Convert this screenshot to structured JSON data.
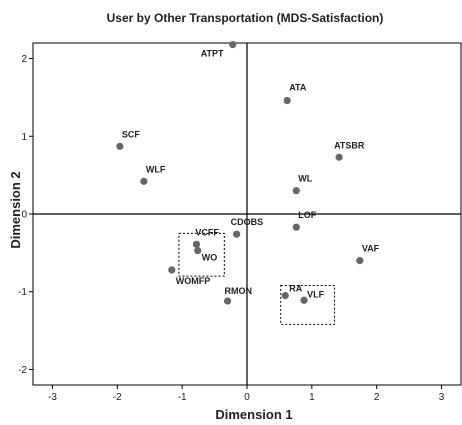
{
  "chart_data": {
    "type": "scatter",
    "title": "User by Other Transportation (MDS-Satisfaction)",
    "xlabel": "Dimension 1",
    "ylabel": "Dimension 2",
    "xlim": [
      -3.3,
      3.3
    ],
    "ylim": [
      -2.2,
      2.2
    ],
    "xticks": [
      -3,
      -2,
      -1,
      0,
      1,
      2,
      3
    ],
    "yticks": [
      -2,
      -1,
      0,
      1,
      2
    ],
    "grid": false,
    "point_color": "#666666",
    "points": [
      {
        "label": "ATPT",
        "x": -0.22,
        "y": 2.18
      },
      {
        "label": "ATA",
        "x": 0.62,
        "y": 1.46
      },
      {
        "label": "SCF",
        "x": -1.96,
        "y": 0.87
      },
      {
        "label": "ATSBR",
        "x": 1.42,
        "y": 0.73
      },
      {
        "label": "WLF",
        "x": -1.59,
        "y": 0.42
      },
      {
        "label": "WL",
        "x": 0.76,
        "y": 0.3
      },
      {
        "label": "LOF",
        "x": 0.76,
        "y": -0.17
      },
      {
        "label": "CDOBS",
        "x": -0.16,
        "y": -0.26
      },
      {
        "label": "VCFF",
        "x": -0.78,
        "y": -0.39
      },
      {
        "label": "WO",
        "x": -0.76,
        "y": -0.47
      },
      {
        "label": "VAF",
        "x": 1.74,
        "y": -0.6
      },
      {
        "label": "WOMFP",
        "x": -1.16,
        "y": -0.72
      },
      {
        "label": "RA",
        "x": 0.59,
        "y": -1.05
      },
      {
        "label": "VLF",
        "x": 0.88,
        "y": -1.11
      },
      {
        "label": "RMON",
        "x": -0.3,
        "y": -1.12
      }
    ],
    "annotation_boxes": [
      {
        "name": "left-cluster-box",
        "x0": -1.05,
        "x1": -0.35,
        "y0": -0.25,
        "y1": -0.8
      },
      {
        "name": "right-cluster-box",
        "x0": 0.52,
        "x1": 1.35,
        "y0": -0.92,
        "y1": -1.42
      }
    ]
  }
}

┄┄┄┄┄┄┄┄┄┄

Without the pictures, extract every entry verbatim.

Convert this screenshot to structured JSON data.
{
  "chart_data": {
    "type": "scatter",
    "title": "User by Other Transportation (MDS-Satisfaction)",
    "xlabel": "Dimension 1",
    "ylabel": "Dimension 2",
    "xlim": [
      -3.3,
      3.3
    ],
    "ylim": [
      -2.2,
      2.2
    ],
    "xticks": [
      -3,
      -2,
      -1,
      0,
      1,
      2,
      3
    ],
    "yticks": [
      -2,
      -1,
      0,
      1,
      2
    ],
    "grid": false,
    "point_color": "#666666",
    "points": [
      {
        "label": "ATPT",
        "x": -0.22,
        "y": 2.18
      },
      {
        "label": "ATA",
        "x": 0.62,
        "y": 1.46
      },
      {
        "label": "SCF",
        "x": -1.96,
        "y": 0.87
      },
      {
        "label": "ATSBR",
        "x": 1.42,
        "y": 0.73
      },
      {
        "label": "WLF",
        "x": -1.59,
        "y": 0.42
      },
      {
        "label": "WL",
        "x": 0.76,
        "y": 0.3
      },
      {
        "label": "LOF",
        "x": 0.76,
        "y": -0.17
      },
      {
        "label": "CDOBS",
        "x": -0.16,
        "y": -0.26
      },
      {
        "label": "VCFF",
        "x": -0.78,
        "y": -0.39
      },
      {
        "label": "WO",
        "x": -0.76,
        "y": -0.47
      },
      {
        "label": "VAF",
        "x": 1.74,
        "y": -0.6
      },
      {
        "label": "WOMFP",
        "x": -1.16,
        "y": -0.72
      },
      {
        "label": "RA",
        "x": 0.59,
        "y": -1.05
      },
      {
        "label": "VLF",
        "x": 0.88,
        "y": -1.11
      },
      {
        "label": "RMON",
        "x": -0.3,
        "y": -1.12
      }
    ],
    "annotation_boxes": [
      {
        "name": "left-cluster-box",
        "x0": -1.05,
        "x1": -0.35,
        "y0": -0.25,
        "y1": -0.8
      },
      {
        "name": "right-cluster-box",
        "x0": 0.52,
        "x1": 1.35,
        "y0": -0.92,
        "y1": -1.42
      }
    ]
  }
}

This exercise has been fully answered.